WRITTEN REQUEST
Where a line contains the string "skin", copy that line.

DATASET

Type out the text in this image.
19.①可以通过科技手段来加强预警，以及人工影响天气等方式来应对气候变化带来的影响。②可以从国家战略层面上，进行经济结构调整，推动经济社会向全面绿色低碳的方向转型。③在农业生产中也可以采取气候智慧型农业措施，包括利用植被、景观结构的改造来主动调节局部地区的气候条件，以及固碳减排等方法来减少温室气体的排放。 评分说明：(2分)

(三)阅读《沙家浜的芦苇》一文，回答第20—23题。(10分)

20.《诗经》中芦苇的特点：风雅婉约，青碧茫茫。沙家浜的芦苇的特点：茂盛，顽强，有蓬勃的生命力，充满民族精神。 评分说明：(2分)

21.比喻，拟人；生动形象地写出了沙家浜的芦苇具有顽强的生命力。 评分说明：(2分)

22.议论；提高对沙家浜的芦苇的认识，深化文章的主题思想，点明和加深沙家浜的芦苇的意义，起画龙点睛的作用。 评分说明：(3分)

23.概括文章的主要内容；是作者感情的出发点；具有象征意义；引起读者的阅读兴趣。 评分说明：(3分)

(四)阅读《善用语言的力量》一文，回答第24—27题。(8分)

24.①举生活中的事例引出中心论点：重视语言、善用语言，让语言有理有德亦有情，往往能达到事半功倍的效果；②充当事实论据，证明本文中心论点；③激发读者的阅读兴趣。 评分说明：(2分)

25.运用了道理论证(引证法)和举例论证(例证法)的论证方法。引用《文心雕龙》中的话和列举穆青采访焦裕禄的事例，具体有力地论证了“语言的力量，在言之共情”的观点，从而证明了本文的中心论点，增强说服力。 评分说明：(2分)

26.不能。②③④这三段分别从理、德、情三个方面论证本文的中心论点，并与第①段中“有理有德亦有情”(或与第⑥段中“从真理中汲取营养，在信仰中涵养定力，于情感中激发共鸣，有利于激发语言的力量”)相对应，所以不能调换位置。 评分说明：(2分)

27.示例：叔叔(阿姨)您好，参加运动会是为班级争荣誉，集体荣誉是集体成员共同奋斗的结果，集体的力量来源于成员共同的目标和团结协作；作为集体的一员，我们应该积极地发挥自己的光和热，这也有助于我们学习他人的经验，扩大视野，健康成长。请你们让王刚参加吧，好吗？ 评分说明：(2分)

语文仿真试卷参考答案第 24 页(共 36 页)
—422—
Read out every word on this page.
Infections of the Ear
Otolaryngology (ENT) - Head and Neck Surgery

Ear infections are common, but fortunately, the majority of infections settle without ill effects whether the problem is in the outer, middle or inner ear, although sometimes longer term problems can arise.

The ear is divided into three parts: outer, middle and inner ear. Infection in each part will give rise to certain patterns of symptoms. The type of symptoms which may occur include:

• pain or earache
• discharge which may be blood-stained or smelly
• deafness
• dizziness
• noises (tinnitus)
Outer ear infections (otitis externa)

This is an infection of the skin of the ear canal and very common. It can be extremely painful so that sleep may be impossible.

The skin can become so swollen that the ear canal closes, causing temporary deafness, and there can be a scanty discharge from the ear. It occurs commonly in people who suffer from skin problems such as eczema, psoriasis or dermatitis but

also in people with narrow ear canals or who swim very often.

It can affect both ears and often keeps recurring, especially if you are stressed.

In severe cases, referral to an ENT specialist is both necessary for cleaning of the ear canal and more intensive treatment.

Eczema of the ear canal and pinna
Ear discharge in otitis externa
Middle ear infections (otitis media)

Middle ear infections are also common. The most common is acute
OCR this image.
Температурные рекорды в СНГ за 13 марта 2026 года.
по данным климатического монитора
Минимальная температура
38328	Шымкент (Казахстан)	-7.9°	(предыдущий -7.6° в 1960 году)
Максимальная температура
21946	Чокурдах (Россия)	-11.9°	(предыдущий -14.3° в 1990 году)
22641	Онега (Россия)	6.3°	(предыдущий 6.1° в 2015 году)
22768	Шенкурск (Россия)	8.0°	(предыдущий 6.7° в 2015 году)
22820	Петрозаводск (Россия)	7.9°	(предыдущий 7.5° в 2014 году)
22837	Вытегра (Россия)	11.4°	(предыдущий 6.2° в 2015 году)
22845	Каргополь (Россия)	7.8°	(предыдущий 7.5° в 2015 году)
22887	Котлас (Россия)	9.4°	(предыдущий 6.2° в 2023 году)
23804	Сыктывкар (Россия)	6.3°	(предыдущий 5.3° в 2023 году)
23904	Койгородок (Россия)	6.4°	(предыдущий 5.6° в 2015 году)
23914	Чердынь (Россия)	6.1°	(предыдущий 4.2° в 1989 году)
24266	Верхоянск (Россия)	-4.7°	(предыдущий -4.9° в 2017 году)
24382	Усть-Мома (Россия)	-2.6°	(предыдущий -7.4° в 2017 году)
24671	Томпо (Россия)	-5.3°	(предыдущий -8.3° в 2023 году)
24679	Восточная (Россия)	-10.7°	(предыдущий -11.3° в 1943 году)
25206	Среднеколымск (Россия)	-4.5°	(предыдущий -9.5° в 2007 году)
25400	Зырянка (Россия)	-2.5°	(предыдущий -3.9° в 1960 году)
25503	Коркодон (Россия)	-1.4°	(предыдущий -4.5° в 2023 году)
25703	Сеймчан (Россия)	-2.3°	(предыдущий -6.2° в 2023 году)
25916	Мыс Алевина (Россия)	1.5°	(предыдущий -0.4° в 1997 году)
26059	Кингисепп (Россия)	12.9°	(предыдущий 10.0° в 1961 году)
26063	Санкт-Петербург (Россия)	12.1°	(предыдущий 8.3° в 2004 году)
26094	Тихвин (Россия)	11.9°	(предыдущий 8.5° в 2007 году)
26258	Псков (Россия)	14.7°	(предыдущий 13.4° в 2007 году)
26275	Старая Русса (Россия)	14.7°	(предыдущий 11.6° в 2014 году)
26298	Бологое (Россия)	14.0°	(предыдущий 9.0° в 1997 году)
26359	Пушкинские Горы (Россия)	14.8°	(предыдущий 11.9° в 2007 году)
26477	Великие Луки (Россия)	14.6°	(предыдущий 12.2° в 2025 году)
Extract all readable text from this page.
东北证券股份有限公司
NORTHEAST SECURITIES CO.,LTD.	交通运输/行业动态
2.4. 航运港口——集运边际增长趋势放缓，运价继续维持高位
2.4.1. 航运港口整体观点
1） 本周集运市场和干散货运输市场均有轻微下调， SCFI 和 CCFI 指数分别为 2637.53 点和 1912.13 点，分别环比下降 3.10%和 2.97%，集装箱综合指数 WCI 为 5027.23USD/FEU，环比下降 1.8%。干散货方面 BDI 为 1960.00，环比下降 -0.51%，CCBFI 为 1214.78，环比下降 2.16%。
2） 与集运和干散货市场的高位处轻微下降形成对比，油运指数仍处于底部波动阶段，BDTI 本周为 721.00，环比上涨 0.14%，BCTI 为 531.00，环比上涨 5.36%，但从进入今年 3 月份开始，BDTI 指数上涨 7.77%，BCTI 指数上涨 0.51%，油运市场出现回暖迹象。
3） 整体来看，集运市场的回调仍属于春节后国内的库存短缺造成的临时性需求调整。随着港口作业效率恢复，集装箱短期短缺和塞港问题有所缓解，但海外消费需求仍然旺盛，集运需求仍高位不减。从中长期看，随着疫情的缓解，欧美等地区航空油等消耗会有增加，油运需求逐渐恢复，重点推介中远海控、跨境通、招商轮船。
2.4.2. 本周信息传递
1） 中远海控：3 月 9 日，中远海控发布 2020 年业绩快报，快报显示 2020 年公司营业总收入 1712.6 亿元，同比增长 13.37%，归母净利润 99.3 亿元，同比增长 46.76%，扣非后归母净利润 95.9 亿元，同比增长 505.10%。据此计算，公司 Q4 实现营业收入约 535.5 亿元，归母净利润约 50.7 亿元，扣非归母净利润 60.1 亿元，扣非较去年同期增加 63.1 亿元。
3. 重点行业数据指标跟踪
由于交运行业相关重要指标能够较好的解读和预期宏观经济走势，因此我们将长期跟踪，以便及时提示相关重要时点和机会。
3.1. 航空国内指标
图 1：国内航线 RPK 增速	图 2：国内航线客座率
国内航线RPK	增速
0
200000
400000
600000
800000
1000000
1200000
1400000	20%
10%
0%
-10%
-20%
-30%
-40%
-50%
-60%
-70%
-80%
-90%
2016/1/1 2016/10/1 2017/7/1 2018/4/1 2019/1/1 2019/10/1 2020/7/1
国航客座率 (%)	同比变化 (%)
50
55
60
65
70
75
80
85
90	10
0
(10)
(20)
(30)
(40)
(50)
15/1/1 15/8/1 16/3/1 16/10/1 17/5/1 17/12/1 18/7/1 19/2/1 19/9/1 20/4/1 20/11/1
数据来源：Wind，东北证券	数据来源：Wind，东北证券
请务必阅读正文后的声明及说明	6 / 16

TASK RESULT
This is an infection of the skin of the ear canal and very common. It can be extremely painful so that sleep may be impossible.
The skin can become so swollen that the ear canal closes, causing temporary deafness, and there can be a scanty discharge from the ear. It occurs commonly in people who suffer from skin problems such as eczema, psoriasis or dermatitis but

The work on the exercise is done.